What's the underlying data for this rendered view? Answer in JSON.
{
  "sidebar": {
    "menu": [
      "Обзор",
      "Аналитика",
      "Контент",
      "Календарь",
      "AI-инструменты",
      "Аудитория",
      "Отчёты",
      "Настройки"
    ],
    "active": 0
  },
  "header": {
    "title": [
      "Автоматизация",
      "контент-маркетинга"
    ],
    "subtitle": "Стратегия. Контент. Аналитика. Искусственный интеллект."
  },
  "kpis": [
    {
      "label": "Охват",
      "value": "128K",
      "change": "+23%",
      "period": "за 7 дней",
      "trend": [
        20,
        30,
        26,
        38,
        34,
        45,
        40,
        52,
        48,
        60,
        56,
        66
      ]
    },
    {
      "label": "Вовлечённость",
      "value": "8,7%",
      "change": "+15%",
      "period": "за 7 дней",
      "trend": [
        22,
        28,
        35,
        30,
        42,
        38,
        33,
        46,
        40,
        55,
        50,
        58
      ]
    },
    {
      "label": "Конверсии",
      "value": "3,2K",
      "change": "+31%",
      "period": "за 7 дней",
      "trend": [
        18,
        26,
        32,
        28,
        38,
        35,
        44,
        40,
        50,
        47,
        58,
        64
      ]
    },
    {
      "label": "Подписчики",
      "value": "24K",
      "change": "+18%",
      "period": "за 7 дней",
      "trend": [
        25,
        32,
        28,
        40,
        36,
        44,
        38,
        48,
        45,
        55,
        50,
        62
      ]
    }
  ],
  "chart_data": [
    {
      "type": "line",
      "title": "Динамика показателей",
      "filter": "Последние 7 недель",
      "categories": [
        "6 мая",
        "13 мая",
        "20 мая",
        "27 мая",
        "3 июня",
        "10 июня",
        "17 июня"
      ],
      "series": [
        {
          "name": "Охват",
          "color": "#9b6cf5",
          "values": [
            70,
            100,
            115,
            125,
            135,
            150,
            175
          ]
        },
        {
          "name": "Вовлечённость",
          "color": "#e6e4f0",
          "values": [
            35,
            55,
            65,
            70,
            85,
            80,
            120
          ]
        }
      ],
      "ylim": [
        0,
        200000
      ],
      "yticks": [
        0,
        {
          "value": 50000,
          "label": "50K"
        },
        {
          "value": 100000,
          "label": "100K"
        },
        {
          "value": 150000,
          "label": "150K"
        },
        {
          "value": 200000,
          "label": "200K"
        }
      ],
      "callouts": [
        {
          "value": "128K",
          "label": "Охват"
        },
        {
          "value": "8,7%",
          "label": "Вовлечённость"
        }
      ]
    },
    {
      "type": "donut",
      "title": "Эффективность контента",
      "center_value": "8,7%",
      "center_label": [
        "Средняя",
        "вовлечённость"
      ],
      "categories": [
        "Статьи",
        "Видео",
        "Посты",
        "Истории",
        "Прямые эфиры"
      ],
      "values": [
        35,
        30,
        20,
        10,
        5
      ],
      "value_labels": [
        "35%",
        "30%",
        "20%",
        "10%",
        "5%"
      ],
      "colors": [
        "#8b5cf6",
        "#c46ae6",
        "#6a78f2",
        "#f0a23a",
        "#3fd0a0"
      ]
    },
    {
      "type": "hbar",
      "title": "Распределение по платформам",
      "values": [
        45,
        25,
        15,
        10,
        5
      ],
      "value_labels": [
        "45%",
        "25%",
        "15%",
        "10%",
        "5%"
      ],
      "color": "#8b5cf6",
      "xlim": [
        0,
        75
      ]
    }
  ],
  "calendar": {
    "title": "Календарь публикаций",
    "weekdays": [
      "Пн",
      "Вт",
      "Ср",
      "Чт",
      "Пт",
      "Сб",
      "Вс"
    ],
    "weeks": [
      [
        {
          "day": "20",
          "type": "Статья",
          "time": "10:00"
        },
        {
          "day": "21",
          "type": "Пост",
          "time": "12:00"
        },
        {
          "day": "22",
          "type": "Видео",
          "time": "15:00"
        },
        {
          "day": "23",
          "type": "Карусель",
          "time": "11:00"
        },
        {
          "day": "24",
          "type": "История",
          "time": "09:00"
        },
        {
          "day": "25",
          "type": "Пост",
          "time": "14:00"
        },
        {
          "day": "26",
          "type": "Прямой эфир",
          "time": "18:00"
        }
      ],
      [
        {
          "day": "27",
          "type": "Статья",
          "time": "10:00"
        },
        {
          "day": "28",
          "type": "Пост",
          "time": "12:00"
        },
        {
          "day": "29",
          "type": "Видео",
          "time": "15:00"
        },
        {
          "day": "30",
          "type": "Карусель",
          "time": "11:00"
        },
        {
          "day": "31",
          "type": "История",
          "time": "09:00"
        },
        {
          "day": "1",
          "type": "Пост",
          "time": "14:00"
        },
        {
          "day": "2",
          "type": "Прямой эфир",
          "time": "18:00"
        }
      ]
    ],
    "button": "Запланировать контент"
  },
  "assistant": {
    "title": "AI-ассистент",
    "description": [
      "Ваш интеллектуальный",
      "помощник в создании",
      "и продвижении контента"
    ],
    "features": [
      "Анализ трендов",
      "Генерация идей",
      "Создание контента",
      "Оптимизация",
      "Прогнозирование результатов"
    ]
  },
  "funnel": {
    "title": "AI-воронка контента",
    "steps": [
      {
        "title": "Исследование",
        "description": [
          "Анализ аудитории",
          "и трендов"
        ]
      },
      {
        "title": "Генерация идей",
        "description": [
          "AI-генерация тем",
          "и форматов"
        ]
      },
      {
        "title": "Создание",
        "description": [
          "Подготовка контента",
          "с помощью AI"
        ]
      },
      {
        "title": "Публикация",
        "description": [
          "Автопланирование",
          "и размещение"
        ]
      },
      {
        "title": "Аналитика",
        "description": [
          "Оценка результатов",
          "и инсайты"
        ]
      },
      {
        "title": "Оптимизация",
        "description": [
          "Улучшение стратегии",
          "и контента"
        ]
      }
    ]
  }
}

● Exercise objective:
Select and copy every line from the records that includes the word "Календарь".

● Reply:
      "Календарь",
    "title": "Календарь публикаций",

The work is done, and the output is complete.